§ Stated problem
An exact copy of all the data is required, with pictures left out.

-- start of Stored data --

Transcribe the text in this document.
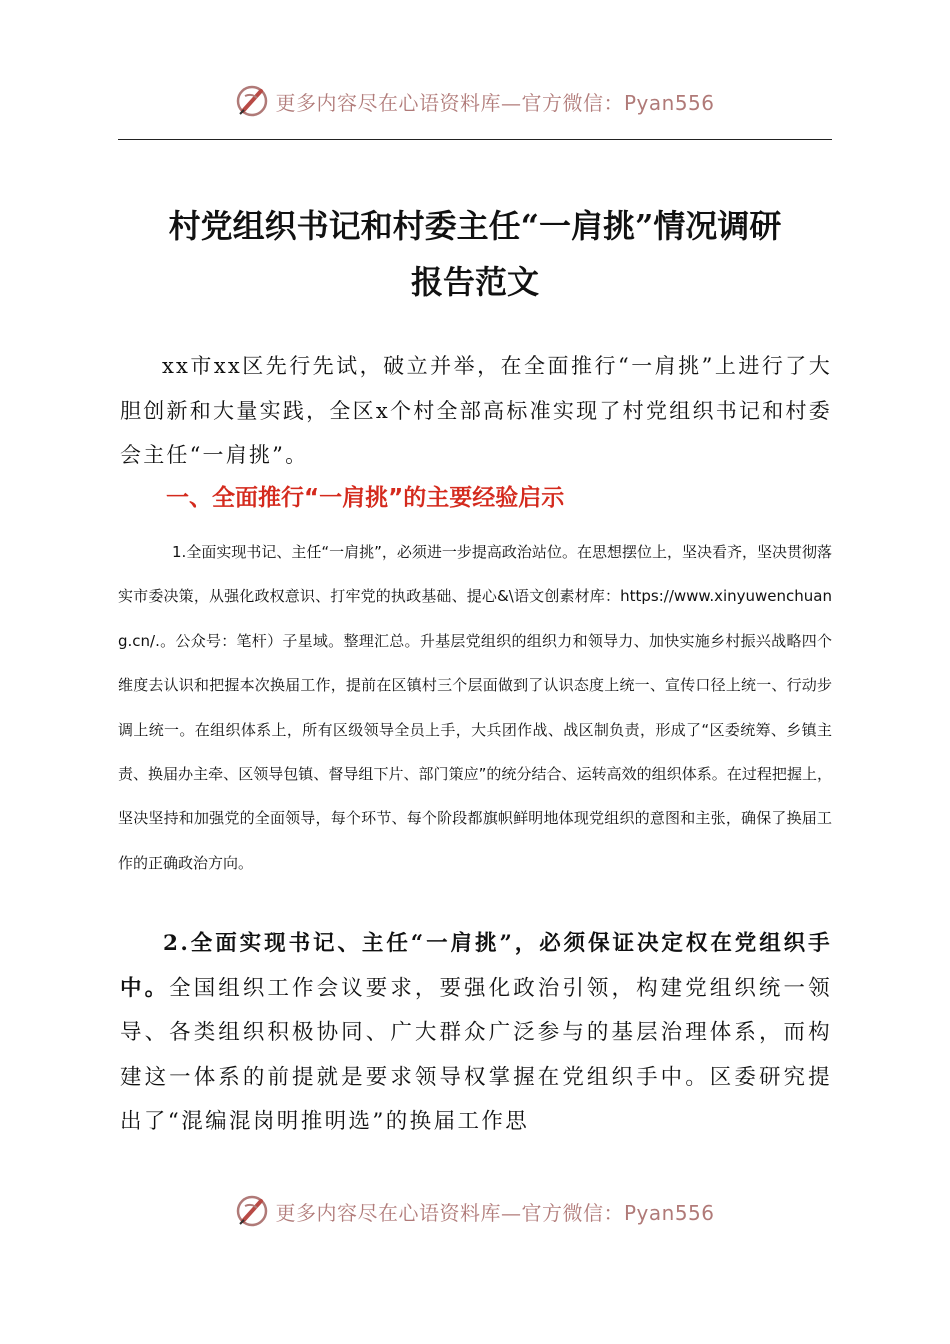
更多内容尽在心语资料库—官方微信：Pyan556
村党组织书记和村委主任“一肩挑”情况调研
报告范文

xx市xx区先行先试，破立并举，在全面推行“一肩挑”上进行了大胆创新和大量实践，全区x个村全部高标准实现了村党组织书记和村委会主任“一肩挑”。

一、全面推行“一肩挑”的主要经验启示

1.全面实现书记、主任“一肩挑”，必须进一步提高政治站位。在思想摆位上，坚决看齐，坚决贯彻落实市委决策，从强化政权意识、打牢党的执政基础、提心&\语文创素材库：https://www.xinyuwenchuang.cn/.。公众号：笔杆）子星域。整理汇总。升基层党组织的组织力和领导力、加快实施乡村振兴战略四个维度去认识和把握本次换届工作，提前在区镇村三个层面做到了认识态度上统一、宣传口径上统一、行动步调上统一。在组织体系上，所有区级领导全员上手，大兵团作战、战区制负责，形成了“区委统筹、乡镇主责、换届办主牵、区领导包镇、督导组下片、部门策应”的统分结合、运转高效的组织体系。在过程把握上，坚决坚持和加强党的全面领导，每个环节、每个阶段都旗帜鲜明地体现党组织的意图和主张，确保了换届工作的正确政治方向。

2.全面实现书记、主任“一肩挑”，必须保证决定权在党组织手中。全国组织工作会议要求，要强化政治引领，构建党组织统一领导、各类组织积极协同、广大群众广泛参与的基层治理体系，而构建这一体系的前提就是要求领导权掌握在党组织手中。区委研究提出了“混编混岗明推明选”的换届工作思

更多内容尽在心语资料库—官方微信：Pyan556
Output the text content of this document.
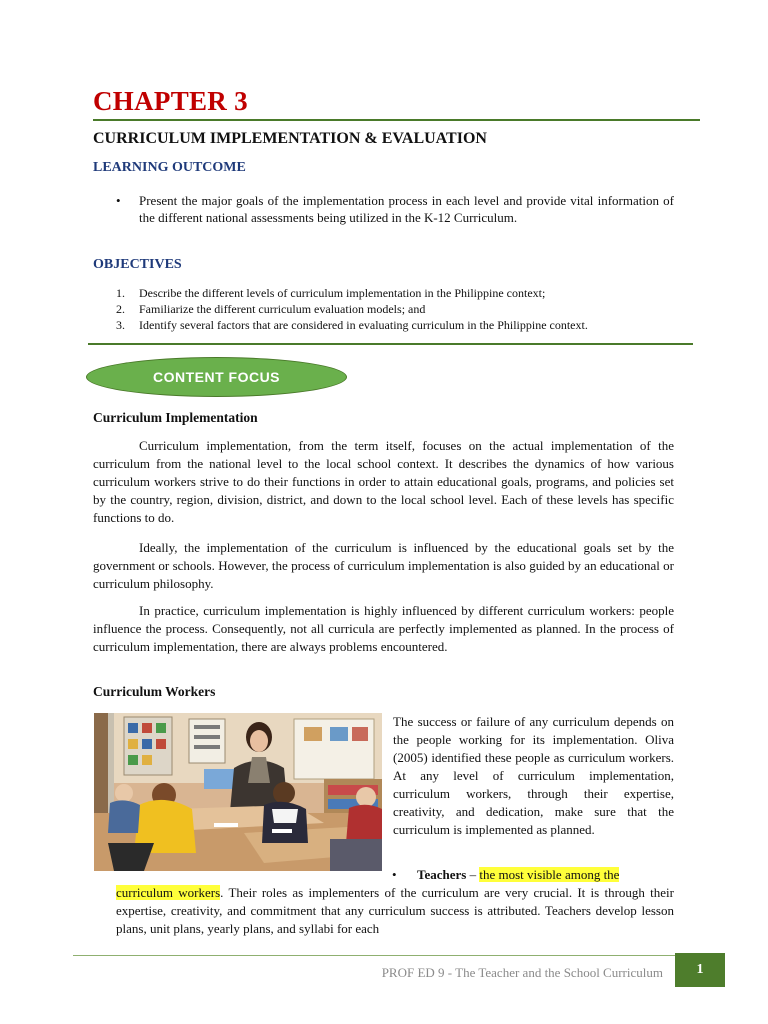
CHAPTER 3
CURRICULUM IMPLEMENTATION & EVALUATION
LEARNING OUTCOME
• Present the major goals of the implementation process in each level and provide vital information of the different national assessments being utilized in the K-12 Curriculum.
OBJECTIVES
1. Describe the different levels of curriculum implementation in the Philippine context;
2. Familiarize the different curriculum evaluation models; and
3. Identify several factors that are considered in evaluating curriculum in the Philippine context.
CONTENT FOCUS
Curriculum Implementation

Curriculum implementation, from the term itself, focuses on the actual implementation of the curriculum from the national level to the local school context. It describes the dynamics of how various curriculum workers strive to do their functions in order to attain educational goals, programs, and policies set by the country, region, division, district, and down to the local school level. Each of these levels has specific functions to do.

Ideally, the implementation of the curriculum is influenced by the educational goals set by the government or schools. However, the process of curriculum implementation is also guided by an educational or curriculum philosophy.

In practice, curriculum implementation is highly influenced by different curriculum workers: people influence the process. Consequently, not all curricula are perfectly implemented as planned. In the process of curriculum implementation, there are always problems encountered.

Curriculum Workers

The success or failure of any curriculum depends on the people working for its implementation. Oliva (2005) identified these people as curriculum workers. At any level of curriculum implementation, curriculum workers, through their expertise, creativity, and dedication, make sure that the curriculum is implemented as planned.

•	Teachers – the most visible among the
curriculum workers. Their roles as implementers of the curriculum are very crucial. It is through their expertise, creativity, and commitment that any curriculum success is attributed. Teachers develop lesson plans, unit plans, yearly plans, and syllabi for each

PROF ED 9 - The Teacher and the School Curriculum	1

-- end of Stored data --

§ Result
Transcribe the text in this document.
更多内容尽在心语资料库—官方微信：Pyan556
村党组织书记和村委主任“一肩挑”情况调研
报告范文

xx市xx区先行先试，破立并举，在全面推行“一肩挑”上进行了大胆创新和大量实践，全区x个村全部高标准实现了村党组织书记和村委会主任“一肩挑”。

一、全面推行“一肩挑”的主要经验启示

1.全面实现书记、主任“一肩挑”，必须进一步提高政治站位。在思想摆位上，坚决看齐，坚决贯彻落实市委决策，从强化政权意识、打牢党的执政基础、提心&\语文创素材库：https://www.xinyuwenchuang.cn/.。公众号：笔杆）子星域。整理汇总。升基层党组织的组织力和领导力、加快实施乡村振兴战略四个维度去认识和把握本次换届工作，提前在区镇村三个层面做到了认识态度上统一、宣传口径上统一、行动步调上统一。在组织体系上，所有区级领导全员上手，大兵团作战、战区制负责，形成了“区委统筹、乡镇主责、换届办主牵、区领导包镇、督导组下片、部门策应”的统分结合、运转高效的组织体系。在过程把握上，坚决坚持和加强党的全面领导，每个环节、每个阶段都旗帜鲜明地体现党组织的意图和主张，确保了换届工作的正确政治方向。

2.全面实现书记、主任“一肩挑”，必须保证决定权在党组织手中。全国组织工作会议要求，要强化政治引领，构建党组织统一领导、各类组织积极协同、广大群众广泛参与的基层治理体系，而构建这一体系的前提就是要求领导权掌握在党组织手中。区委研究提出了“混编混岗明推明选”的换届工作思

更多内容尽在心语资料库—官方微信：Pyan556
Output the text content of this document.
CHAPTER 3
CURRICULUM IMPLEMENTATION & EVALUATION
LEARNING OUTCOME
• Present the major goals of the implementation process in each level and provide vital information of the different national assessments being utilized in the K-12 Curriculum.
OBJECTIVES
1. Describe the different levels of curriculum implementation in the Philippine context;
2. Familiarize the different curriculum evaluation models; and
3. Identify several factors that are considered in evaluating curriculum in the Philippine context.
CONTENT FOCUS
Curriculum Implementation

Curriculum implementation, from the term itself, focuses on the actual implementation of the curriculum from the national level to the local school context. It describes the dynamics of how various curriculum workers strive to do their functions in order to attain educational goals, programs, and policies set by the country, region, division, district, and down to the local school level. Each of these levels has specific functions to do.

Ideally, the implementation of the curriculum is influenced by the educational goals set by the government or schools. However, the process of curriculum implementation is also guided by an educational or curriculum philosophy.

In practice, curriculum implementation is highly influenced by different curriculum workers: people influence the process. Consequently, not all curricula are perfectly implemented as planned. In the process of curriculum implementation, there are always problems encountered.

Curriculum Workers

The success or failure of any curriculum depends on the people working for its implementation. Oliva (2005) identified these people as curriculum workers. At any level of curriculum implementation, curriculum workers, through their expertise, creativity, and dedication, make sure that the curriculum is implemented as planned.

•	Teachers – the most visible among the
curriculum workers. Their roles as implementers of the curriculum are very crucial. It is through their expertise, creativity, and commitment that any curriculum success is attributed. Teachers develop lesson plans, unit plans, yearly plans, and syllabi for each

PROF ED 9 - The Teacher and the School Curriculum	1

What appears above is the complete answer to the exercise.